» **What the exercise asks**: Please output every line of the material as it stands, without the pictures.

» **Data records**:
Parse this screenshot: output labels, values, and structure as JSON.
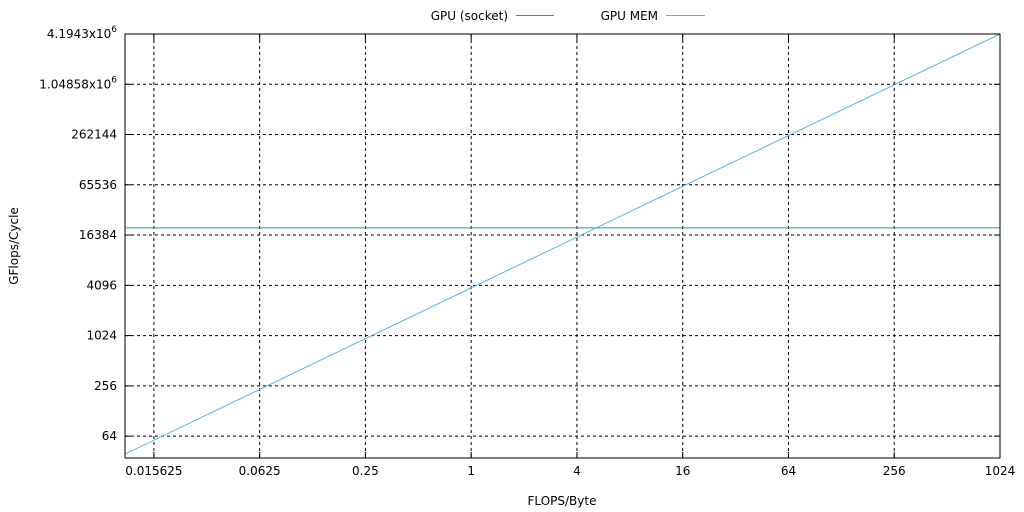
{
  "chart_data": {
    "type": "line",
    "xlabel": "FLOPS/Byte",
    "ylabel": "GFlops/Cycle",
    "x_scale": "log2",
    "y_scale": "log2",
    "xlim": [
      0.0107,
      1024
    ],
    "ylim": [
      35,
      4194304
    ],
    "x_ticks": [
      {
        "value": 0.015625,
        "label": "0.015625"
      },
      {
        "value": 0.0625,
        "label": "0.0625"
      },
      {
        "value": 0.25,
        "label": "0.25"
      },
      {
        "value": 1,
        "label": "1"
      },
      {
        "value": 4,
        "label": "4"
      },
      {
        "value": 16,
        "label": "16"
      },
      {
        "value": 64,
        "label": "64"
      },
      {
        "value": 256,
        "label": "256"
      },
      {
        "value": 1024,
        "label": "1024"
      }
    ],
    "y_ticks": [
      {
        "value": 64,
        "label": "64",
        "sup": ""
      },
      {
        "value": 256,
        "label": "256",
        "sup": ""
      },
      {
        "value": 1024,
        "label": "1024",
        "sup": ""
      },
      {
        "value": 4096,
        "label": "4096",
        "sup": ""
      },
      {
        "value": 16384,
        "label": "16384",
        "sup": ""
      },
      {
        "value": 65536,
        "label": "65536",
        "sup": ""
      },
      {
        "value": 262144,
        "label": "262144",
        "sup": ""
      },
      {
        "value": 1048576,
        "label": "1.04858x10",
        "sup": "6"
      },
      {
        "value": 4194304,
        "label": "4.1943x10",
        "sup": "6"
      }
    ],
    "grid": true,
    "legend_position": "top",
    "series": [
      {
        "name": "GPU (socket)",
        "color": "#2e9b79",
        "x": [
          0.0107,
          1024
        ],
        "y": [
          20000,
          20000
        ]
      },
      {
        "name": "GPU MEM",
        "color": "#5ab4dc",
        "x": [
          0.0107,
          1024
        ],
        "y": [
          39,
          4194304
        ]
      }
    ]
  }
}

» **Response for this exercise**:
Parse this screenshot: output labels, values, and structure as JSON.
{
  "chart_data": {
    "type": "line",
    "xlabel": "FLOPS/Byte",
    "ylabel": "GFlops/Cycle",
    "x_scale": "log2",
    "y_scale": "log2",
    "xlim": [
      0.0107,
      1024
    ],
    "ylim": [
      35,
      4194304
    ],
    "x_ticks": [
      {
        "value": 0.015625,
        "label": "0.015625"
      },
      {
        "value": 0.0625,
        "label": "0.0625"
      },
      {
        "value": 0.25,
        "label": "0.25"
      },
      {
        "value": 1,
        "label": "1"
      },
      {
        "value": 4,
        "label": "4"
      },
      {
        "value": 16,
        "label": "16"
      },
      {
        "value": 64,
        "label": "64"
      },
      {
        "value": 256,
        "label": "256"
      },
      {
        "value": 1024,
        "label": "1024"
      }
    ],
    "y_ticks": [
      {
        "value": 64,
        "label": "64",
        "sup": ""
      },
      {
        "value": 256,
        "label": "256",
        "sup": ""
      },
      {
        "value": 1024,
        "label": "1024",
        "sup": ""
      },
      {
        "value": 4096,
        "label": "4096",
        "sup": ""
      },
      {
        "value": 16384,
        "label": "16384",
        "sup": ""
      },
      {
        "value": 65536,
        "label": "65536",
        "sup": ""
      },
      {
        "value": 262144,
        "label": "262144",
        "sup": ""
      },
      {
        "value": 1048576,
        "label": "1.04858x10",
        "sup": "6"
      },
      {
        "value": 4194304,
        "label": "4.1943x10",
        "sup": "6"
      }
    ],
    "grid": true,
    "legend_position": "top",
    "series": [
      {
        "name": "GPU (socket)",
        "color": "#2e9b79",
        "x": [
          0.0107,
          1024
        ],
        "y": [
          20000,
          20000
        ]
      },
      {
        "name": "GPU MEM",
        "color": "#5ab4dc",
        "x": [
          0.0107,
          1024
        ],
        "y": [
          39,
          4194304
        ]
      }
    ]
  }
}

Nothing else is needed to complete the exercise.